[A run of records]
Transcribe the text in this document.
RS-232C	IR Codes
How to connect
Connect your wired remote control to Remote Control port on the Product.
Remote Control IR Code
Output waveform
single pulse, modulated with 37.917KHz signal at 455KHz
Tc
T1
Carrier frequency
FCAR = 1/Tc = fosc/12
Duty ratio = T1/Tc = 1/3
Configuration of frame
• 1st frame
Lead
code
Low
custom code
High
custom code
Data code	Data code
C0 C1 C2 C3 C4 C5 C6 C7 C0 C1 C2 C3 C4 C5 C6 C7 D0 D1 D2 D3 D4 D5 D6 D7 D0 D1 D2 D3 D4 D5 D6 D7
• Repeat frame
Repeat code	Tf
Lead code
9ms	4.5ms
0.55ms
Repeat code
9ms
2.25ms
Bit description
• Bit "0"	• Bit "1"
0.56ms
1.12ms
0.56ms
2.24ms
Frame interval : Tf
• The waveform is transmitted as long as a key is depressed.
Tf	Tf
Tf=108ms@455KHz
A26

**Requirements:**
Retype the material above, line by line, exactly.

**Response for this exercise:**
Transcribe the text in this document.
RS-232C	IR Codes
How to connect
Connect your wired remote control to Remote Control port on the Product.
Remote Control IR Code
Output waveform
single pulse, modulated with 37.917KHz signal at 455KHz
Tc
T1
Carrier frequency
FCAR = 1/Tc = fosc/12
Duty ratio = T1/Tc = 1/3
Configuration of frame
• 1st frame
Lead
code
Low
custom code
High
custom code
Data code	Data code
C0 C1 C2 C3 C4 C5 C6 C7 C0 C1 C2 C3 C4 C5 C6 C7 D0 D1 D2 D3 D4 D5 D6 D7 D0 D1 D2 D3 D4 D5 D6 D7
• Repeat frame
Repeat code	Tf
Lead code
9ms	4.5ms
0.55ms
Repeat code
9ms
2.25ms
Bit description
• Bit "0"	• Bit "1"
0.56ms
1.12ms
0.56ms
2.24ms
Frame interval : Tf
• The waveform is transmitted as long as a key is depressed.
Tf	Tf
Tf=108ms@455KHz
A26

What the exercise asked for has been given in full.